> _WORKING DATA_:
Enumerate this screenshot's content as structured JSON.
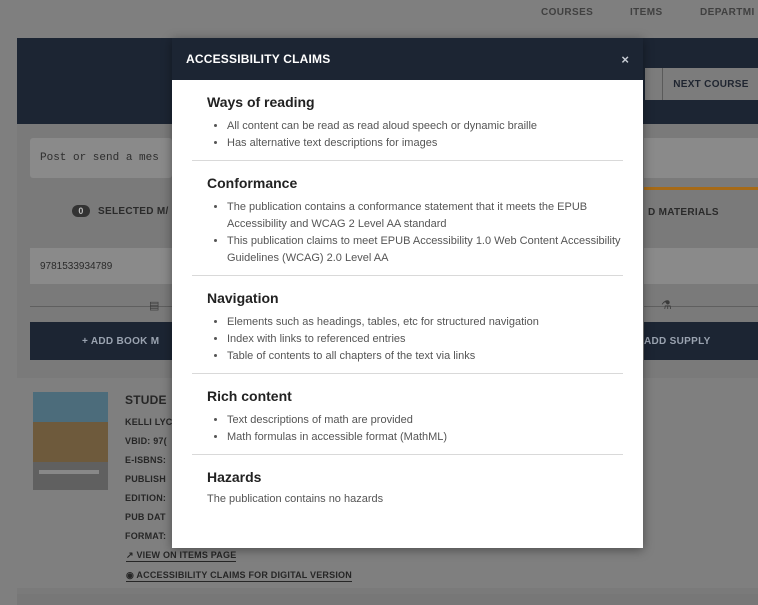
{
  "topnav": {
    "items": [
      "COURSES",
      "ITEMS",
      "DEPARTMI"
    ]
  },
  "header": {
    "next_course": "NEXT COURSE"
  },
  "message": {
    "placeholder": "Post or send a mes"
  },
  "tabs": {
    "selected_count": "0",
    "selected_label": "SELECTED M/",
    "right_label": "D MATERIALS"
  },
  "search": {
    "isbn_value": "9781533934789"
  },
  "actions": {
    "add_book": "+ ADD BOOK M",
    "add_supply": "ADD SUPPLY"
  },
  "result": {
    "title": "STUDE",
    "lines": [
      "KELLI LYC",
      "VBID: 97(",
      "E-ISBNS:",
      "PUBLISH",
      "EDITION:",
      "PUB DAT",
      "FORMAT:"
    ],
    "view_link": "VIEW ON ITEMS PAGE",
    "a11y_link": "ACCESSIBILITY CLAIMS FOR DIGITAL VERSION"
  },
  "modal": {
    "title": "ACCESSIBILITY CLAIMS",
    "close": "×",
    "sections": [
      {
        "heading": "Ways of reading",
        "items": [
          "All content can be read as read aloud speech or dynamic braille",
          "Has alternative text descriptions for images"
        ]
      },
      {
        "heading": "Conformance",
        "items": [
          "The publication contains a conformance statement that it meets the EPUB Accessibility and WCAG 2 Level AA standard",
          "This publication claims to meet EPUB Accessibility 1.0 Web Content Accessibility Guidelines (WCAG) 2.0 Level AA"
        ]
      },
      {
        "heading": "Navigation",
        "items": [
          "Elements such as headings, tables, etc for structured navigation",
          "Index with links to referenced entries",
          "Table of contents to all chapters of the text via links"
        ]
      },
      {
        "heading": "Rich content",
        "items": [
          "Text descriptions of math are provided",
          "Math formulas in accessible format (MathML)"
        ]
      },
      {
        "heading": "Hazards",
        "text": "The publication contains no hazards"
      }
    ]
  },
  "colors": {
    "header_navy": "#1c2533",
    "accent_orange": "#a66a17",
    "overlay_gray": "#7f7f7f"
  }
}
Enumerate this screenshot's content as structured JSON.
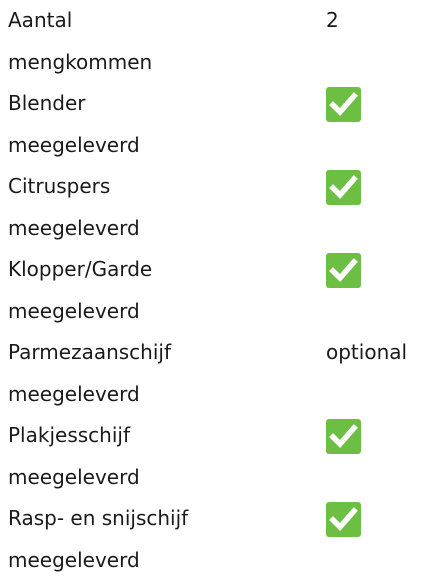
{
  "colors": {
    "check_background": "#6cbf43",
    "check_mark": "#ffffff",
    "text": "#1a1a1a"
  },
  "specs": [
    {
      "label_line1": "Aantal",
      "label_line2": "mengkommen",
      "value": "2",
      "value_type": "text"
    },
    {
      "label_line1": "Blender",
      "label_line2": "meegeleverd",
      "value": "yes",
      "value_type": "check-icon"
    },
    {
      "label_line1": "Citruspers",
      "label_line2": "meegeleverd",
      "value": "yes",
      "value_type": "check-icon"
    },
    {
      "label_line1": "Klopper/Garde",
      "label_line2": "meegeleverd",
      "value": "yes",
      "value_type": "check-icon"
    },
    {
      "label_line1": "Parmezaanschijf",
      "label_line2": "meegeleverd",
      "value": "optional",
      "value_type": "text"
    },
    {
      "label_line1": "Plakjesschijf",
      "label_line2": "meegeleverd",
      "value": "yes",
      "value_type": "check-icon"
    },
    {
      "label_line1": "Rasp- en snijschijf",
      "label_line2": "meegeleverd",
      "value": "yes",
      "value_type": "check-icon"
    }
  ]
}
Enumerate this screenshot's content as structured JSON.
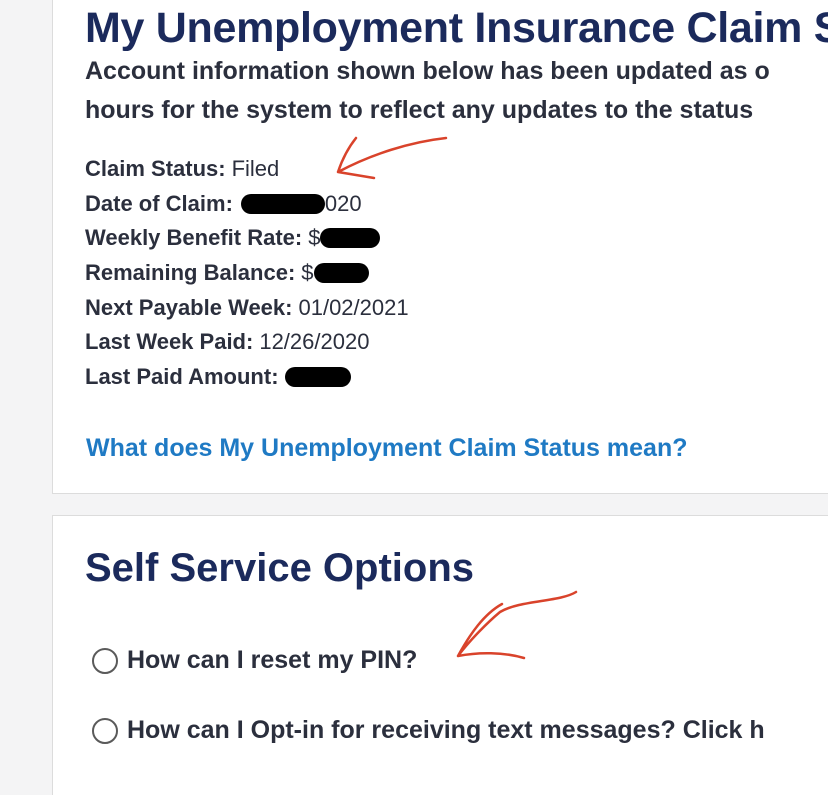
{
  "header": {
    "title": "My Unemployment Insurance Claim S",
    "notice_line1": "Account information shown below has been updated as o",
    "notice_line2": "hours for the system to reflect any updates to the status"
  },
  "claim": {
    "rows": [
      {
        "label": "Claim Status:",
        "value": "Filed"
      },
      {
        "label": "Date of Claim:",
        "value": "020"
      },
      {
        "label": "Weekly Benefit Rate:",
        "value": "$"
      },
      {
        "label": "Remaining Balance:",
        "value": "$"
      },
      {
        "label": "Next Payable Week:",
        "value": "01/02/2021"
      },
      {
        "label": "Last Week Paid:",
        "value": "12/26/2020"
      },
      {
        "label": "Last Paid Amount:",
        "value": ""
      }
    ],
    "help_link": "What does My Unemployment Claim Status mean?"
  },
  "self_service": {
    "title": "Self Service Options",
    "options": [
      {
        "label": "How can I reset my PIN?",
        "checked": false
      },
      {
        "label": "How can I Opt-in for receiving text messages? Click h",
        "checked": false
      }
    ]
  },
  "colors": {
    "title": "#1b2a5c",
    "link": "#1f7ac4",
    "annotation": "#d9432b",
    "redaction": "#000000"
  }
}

> _WHAT YOU HAVE TO DO_: Going through the data, tally the lines containing "Unemployment" and report only the result.

> _EXPECTED ANSWER_: 2